INSTRUCTION: Count the lines below that contain the word "JSON", and report only that number.

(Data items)
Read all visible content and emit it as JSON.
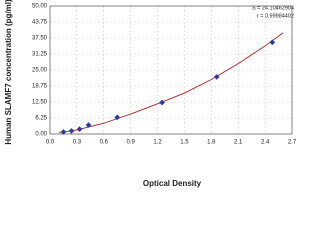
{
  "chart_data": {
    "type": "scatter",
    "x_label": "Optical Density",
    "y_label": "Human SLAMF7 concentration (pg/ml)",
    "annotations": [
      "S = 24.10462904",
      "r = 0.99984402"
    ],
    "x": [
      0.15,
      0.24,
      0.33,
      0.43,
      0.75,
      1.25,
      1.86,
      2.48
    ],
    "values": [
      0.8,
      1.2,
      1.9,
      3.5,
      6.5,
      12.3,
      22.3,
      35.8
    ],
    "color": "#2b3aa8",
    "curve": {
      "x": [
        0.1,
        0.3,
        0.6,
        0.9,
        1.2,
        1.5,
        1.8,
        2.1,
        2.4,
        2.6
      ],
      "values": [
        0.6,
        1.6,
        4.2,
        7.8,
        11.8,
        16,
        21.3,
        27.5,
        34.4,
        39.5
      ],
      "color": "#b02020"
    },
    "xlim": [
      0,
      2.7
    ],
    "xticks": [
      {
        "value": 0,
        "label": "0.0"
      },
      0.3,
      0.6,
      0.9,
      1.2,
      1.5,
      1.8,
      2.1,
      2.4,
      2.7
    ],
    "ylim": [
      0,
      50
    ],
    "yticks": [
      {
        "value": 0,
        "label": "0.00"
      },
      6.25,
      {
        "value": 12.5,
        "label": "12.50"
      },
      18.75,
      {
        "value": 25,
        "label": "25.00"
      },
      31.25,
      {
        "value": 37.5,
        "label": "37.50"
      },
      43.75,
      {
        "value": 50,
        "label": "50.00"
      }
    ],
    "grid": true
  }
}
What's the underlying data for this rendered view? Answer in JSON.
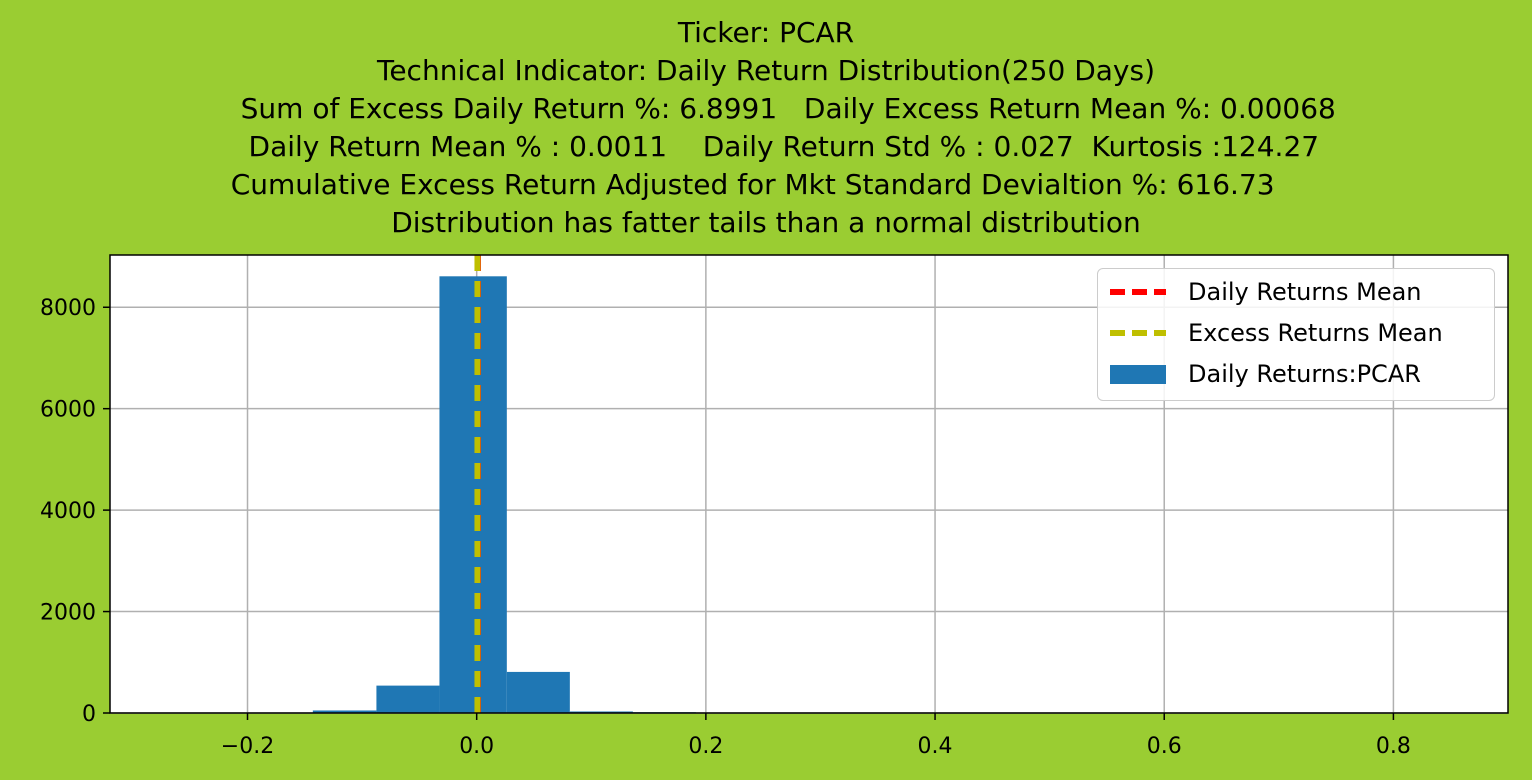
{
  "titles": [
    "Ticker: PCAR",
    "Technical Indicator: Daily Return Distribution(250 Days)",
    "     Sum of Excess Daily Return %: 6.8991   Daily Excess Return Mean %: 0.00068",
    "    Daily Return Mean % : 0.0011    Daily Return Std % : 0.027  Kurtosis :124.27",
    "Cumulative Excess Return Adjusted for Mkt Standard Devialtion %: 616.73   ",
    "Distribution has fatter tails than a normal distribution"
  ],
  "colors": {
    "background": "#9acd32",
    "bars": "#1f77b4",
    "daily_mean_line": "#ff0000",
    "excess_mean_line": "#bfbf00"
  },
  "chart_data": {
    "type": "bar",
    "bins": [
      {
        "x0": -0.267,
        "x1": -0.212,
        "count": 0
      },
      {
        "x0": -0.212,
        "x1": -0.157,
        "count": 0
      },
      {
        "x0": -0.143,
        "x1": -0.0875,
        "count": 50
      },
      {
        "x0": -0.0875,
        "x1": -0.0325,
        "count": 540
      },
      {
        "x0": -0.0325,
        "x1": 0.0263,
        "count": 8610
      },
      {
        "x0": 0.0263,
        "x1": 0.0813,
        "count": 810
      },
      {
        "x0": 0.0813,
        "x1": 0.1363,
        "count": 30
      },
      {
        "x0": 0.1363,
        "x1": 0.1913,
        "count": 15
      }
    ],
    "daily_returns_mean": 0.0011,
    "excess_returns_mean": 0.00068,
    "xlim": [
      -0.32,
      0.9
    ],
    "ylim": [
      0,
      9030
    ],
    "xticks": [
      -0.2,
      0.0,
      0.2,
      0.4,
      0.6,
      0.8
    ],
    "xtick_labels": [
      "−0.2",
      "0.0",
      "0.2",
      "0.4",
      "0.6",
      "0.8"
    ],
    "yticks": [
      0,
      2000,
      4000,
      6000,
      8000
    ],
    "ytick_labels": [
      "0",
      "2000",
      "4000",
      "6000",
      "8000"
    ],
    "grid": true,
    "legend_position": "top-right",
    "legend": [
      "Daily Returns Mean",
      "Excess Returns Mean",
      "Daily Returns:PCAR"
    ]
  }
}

THE RESPONSE: 2